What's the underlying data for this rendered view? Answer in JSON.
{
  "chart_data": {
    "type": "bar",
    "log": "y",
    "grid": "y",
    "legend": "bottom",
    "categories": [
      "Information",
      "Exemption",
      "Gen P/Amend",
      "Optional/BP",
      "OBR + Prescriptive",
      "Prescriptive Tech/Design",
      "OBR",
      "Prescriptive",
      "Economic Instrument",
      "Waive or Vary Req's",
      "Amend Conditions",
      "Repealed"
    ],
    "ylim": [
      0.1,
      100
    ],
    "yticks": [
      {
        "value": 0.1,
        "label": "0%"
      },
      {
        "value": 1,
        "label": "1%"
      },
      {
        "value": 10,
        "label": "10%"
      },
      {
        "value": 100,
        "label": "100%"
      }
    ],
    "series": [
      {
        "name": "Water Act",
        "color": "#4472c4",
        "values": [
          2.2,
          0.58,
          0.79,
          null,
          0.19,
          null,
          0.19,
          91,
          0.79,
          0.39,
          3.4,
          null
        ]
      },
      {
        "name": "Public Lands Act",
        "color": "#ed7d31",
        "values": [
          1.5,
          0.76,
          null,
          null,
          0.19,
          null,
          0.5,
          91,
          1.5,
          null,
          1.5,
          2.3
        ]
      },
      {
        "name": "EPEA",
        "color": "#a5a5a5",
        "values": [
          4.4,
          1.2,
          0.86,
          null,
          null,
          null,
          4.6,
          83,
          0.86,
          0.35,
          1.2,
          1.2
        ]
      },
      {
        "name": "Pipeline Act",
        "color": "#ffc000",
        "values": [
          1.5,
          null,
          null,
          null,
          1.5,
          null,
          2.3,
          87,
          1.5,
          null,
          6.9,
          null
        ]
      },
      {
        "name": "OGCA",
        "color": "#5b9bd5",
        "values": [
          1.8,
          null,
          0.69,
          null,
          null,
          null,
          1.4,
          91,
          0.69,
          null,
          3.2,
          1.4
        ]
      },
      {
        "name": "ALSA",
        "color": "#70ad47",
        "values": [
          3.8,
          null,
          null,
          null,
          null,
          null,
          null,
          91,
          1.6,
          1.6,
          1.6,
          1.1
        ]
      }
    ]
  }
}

◆ **Requirements**:
Using the data above, repeat every line exactly.

◆ **Output below**:
What's the underlying data for this rendered view? Answer in JSON.
{
  "chart_data": {
    "type": "bar",
    "log": "y",
    "grid": "y",
    "legend": "bottom",
    "categories": [
      "Information",
      "Exemption",
      "Gen P/Amend",
      "Optional/BP",
      "OBR + Prescriptive",
      "Prescriptive Tech/Design",
      "OBR",
      "Prescriptive",
      "Economic Instrument",
      "Waive or Vary Req's",
      "Amend Conditions",
      "Repealed"
    ],
    "ylim": [
      0.1,
      100
    ],
    "yticks": [
      {
        "value": 0.1,
        "label": "0%"
      },
      {
        "value": 1,
        "label": "1%"
      },
      {
        "value": 10,
        "label": "10%"
      },
      {
        "value": 100,
        "label": "100%"
      }
    ],
    "series": [
      {
        "name": "Water Act",
        "color": "#4472c4",
        "values": [
          2.2,
          0.58,
          0.79,
          null,
          0.19,
          null,
          0.19,
          91,
          0.79,
          0.39,
          3.4,
          null
        ]
      },
      {
        "name": "Public Lands Act",
        "color": "#ed7d31",
        "values": [
          1.5,
          0.76,
          null,
          null,
          0.19,
          null,
          0.5,
          91,
          1.5,
          null,
          1.5,
          2.3
        ]
      },
      {
        "name": "EPEA",
        "color": "#a5a5a5",
        "values": [
          4.4,
          1.2,
          0.86,
          null,
          null,
          null,
          4.6,
          83,
          0.86,
          0.35,
          1.2,
          1.2
        ]
      },
      {
        "name": "Pipeline Act",
        "color": "#ffc000",
        "values": [
          1.5,
          null,
          null,
          null,
          1.5,
          null,
          2.3,
          87,
          1.5,
          null,
          6.9,
          null
        ]
      },
      {
        "name": "OGCA",
        "color": "#5b9bd5",
        "values": [
          1.8,
          null,
          0.69,
          null,
          null,
          null,
          1.4,
          91,
          0.69,
          null,
          3.2,
          1.4
        ]
      },
      {
        "name": "ALSA",
        "color": "#70ad47",
        "values": [
          3.8,
          null,
          null,
          null,
          null,
          null,
          null,
          91,
          1.6,
          1.6,
          1.6,
          1.1
        ]
      }
    ]
  }
}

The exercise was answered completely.